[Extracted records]
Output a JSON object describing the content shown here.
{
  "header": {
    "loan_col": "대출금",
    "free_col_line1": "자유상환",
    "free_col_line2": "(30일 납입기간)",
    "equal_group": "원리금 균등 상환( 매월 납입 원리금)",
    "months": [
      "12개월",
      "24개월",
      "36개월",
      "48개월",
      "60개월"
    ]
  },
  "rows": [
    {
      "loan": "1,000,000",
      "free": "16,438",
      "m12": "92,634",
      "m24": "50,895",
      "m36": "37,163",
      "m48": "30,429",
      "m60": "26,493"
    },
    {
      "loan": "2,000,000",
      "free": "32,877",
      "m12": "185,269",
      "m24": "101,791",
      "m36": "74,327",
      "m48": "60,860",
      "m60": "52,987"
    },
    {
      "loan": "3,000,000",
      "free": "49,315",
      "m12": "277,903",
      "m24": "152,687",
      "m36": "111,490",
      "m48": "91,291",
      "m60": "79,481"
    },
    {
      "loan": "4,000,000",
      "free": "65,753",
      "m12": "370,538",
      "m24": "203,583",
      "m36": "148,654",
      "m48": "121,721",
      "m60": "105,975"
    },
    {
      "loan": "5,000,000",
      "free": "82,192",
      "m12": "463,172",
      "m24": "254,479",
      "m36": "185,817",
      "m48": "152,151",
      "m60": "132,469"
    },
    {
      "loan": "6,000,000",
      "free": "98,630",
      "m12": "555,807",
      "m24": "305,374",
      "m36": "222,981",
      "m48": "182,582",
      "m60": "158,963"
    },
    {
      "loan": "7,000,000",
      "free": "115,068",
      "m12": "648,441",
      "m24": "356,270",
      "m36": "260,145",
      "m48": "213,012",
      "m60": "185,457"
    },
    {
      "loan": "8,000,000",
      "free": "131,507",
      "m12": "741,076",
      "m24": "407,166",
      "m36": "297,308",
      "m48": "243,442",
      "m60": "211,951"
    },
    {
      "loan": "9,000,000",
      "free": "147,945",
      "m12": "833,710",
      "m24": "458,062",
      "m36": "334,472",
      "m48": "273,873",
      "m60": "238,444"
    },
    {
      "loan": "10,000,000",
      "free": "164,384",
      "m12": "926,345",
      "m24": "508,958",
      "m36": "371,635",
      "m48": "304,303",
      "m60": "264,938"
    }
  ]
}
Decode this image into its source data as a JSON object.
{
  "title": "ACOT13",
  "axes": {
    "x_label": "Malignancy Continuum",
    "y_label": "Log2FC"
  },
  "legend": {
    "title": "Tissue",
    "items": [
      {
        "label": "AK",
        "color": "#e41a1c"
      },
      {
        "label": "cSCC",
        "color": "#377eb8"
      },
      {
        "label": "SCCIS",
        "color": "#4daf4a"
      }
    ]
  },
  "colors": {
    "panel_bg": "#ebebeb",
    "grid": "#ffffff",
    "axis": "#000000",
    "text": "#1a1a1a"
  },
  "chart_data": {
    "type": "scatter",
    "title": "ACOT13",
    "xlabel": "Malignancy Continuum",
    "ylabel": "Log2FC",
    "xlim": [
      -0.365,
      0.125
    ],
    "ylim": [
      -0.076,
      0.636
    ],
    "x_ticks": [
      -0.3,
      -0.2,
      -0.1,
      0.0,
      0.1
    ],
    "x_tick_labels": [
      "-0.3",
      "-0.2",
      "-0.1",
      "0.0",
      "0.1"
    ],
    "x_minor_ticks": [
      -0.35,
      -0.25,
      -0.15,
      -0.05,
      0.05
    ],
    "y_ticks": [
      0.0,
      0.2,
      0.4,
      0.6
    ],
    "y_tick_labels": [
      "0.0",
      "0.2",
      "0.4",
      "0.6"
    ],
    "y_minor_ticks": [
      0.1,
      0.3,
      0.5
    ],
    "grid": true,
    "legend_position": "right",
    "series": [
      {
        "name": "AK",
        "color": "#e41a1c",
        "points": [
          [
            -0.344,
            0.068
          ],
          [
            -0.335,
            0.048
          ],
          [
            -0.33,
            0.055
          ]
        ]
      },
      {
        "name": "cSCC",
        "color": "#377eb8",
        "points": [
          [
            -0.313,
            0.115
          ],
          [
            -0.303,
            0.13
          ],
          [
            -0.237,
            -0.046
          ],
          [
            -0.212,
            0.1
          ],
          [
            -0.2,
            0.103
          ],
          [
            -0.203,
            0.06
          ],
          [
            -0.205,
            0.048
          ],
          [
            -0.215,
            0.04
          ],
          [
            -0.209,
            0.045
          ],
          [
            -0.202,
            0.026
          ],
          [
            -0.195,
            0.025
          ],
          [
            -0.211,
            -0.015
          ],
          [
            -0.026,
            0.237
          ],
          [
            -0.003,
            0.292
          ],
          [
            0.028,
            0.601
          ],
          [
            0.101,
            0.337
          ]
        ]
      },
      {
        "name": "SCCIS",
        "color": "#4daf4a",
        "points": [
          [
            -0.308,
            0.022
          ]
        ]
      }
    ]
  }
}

- Task prompt -
Repeat the entries shown above, every one, word for word.

- Answer to the exercise -
Output a JSON object describing the content shown here.
{
  "header": {
    "loan_col": "대출금",
    "free_col_line1": "자유상환",
    "free_col_line2": "(30일 납입기간)",
    "equal_group": "원리금 균등 상환( 매월 납입 원리금)",
    "months": [
      "12개월",
      "24개월",
      "36개월",
      "48개월",
      "60개월"
    ]
  },
  "rows": [
    {
      "loan": "1,000,000",
      "free": "16,438",
      "m12": "92,634",
      "m24": "50,895",
      "m36": "37,163",
      "m48": "30,429",
      "m60": "26,493"
    },
    {
      "loan": "2,000,000",
      "free": "32,877",
      "m12": "185,269",
      "m24": "101,791",
      "m36": "74,327",
      "m48": "60,860",
      "m60": "52,987"
    },
    {
      "loan": "3,000,000",
      "free": "49,315",
      "m12": "277,903",
      "m24": "152,687",
      "m36": "111,490",
      "m48": "91,291",
      "m60": "79,481"
    },
    {
      "loan": "4,000,000",
      "free": "65,753",
      "m12": "370,538",
      "m24": "203,583",
      "m36": "148,654",
      "m48": "121,721",
      "m60": "105,975"
    },
    {
      "loan": "5,000,000",
      "free": "82,192",
      "m12": "463,172",
      "m24": "254,479",
      "m36": "185,817",
      "m48": "152,151",
      "m60": "132,469"
    },
    {
      "loan": "6,000,000",
      "free": "98,630",
      "m12": "555,807",
      "m24": "305,374",
      "m36": "222,981",
      "m48": "182,582",
      "m60": "158,963"
    },
    {
      "loan": "7,000,000",
      "free": "115,068",
      "m12": "648,441",
      "m24": "356,270",
      "m36": "260,145",
      "m48": "213,012",
      "m60": "185,457"
    },
    {
      "loan": "8,000,000",
      "free": "131,507",
      "m12": "741,076",
      "m24": "407,166",
      "m36": "297,308",
      "m48": "243,442",
      "m60": "211,951"
    },
    {
      "loan": "9,000,000",
      "free": "147,945",
      "m12": "833,710",
      "m24": "458,062",
      "m36": "334,472",
      "m48": "273,873",
      "m60": "238,444"
    },
    {
      "loan": "10,000,000",
      "free": "164,384",
      "m12": "926,345",
      "m24": "508,958",
      "m36": "371,635",
      "m48": "304,303",
      "m60": "264,938"
    }
  ]
}
Decode this image into its source data as a JSON object.
{
  "title": "ACOT13",
  "axes": {
    "x_label": "Malignancy Continuum",
    "y_label": "Log2FC"
  },
  "legend": {
    "title": "Tissue",
    "items": [
      {
        "label": "AK",
        "color": "#e41a1c"
      },
      {
        "label": "cSCC",
        "color": "#377eb8"
      },
      {
        "label": "SCCIS",
        "color": "#4daf4a"
      }
    ]
  },
  "colors": {
    "panel_bg": "#ebebeb",
    "grid": "#ffffff",
    "axis": "#000000",
    "text": "#1a1a1a"
  },
  "chart_data": {
    "type": "scatter",
    "title": "ACOT13",
    "xlabel": "Malignancy Continuum",
    "ylabel": "Log2FC",
    "xlim": [
      -0.365,
      0.125
    ],
    "ylim": [
      -0.076,
      0.636
    ],
    "x_ticks": [
      -0.3,
      -0.2,
      -0.1,
      0.0,
      0.1
    ],
    "x_tick_labels": [
      "-0.3",
      "-0.2",
      "-0.1",
      "0.0",
      "0.1"
    ],
    "x_minor_ticks": [
      -0.35,
      -0.25,
      -0.15,
      -0.05,
      0.05
    ],
    "y_ticks": [
      0.0,
      0.2,
      0.4,
      0.6
    ],
    "y_tick_labels": [
      "0.0",
      "0.2",
      "0.4",
      "0.6"
    ],
    "y_minor_ticks": [
      0.1,
      0.3,
      0.5
    ],
    "grid": true,
    "legend_position": "right",
    "series": [
      {
        "name": "AK",
        "color": "#e41a1c",
        "points": [
          [
            -0.344,
            0.068
          ],
          [
            -0.335,
            0.048
          ],
          [
            -0.33,
            0.055
          ]
        ]
      },
      {
        "name": "cSCC",
        "color": "#377eb8",
        "points": [
          [
            -0.313,
            0.115
          ],
          [
            -0.303,
            0.13
          ],
          [
            -0.237,
            -0.046
          ],
          [
            -0.212,
            0.1
          ],
          [
            -0.2,
            0.103
          ],
          [
            -0.203,
            0.06
          ],
          [
            -0.205,
            0.048
          ],
          [
            -0.215,
            0.04
          ],
          [
            -0.209,
            0.045
          ],
          [
            -0.202,
            0.026
          ],
          [
            -0.195,
            0.025
          ],
          [
            -0.211,
            -0.015
          ],
          [
            -0.026,
            0.237
          ],
          [
            -0.003,
            0.292
          ],
          [
            0.028,
            0.601
          ],
          [
            0.101,
            0.337
          ]
        ]
      },
      {
        "name": "SCCIS",
        "color": "#4daf4a",
        "points": [
          [
            -0.308,
            0.022
          ]
        ]
      }
    ]
  }
}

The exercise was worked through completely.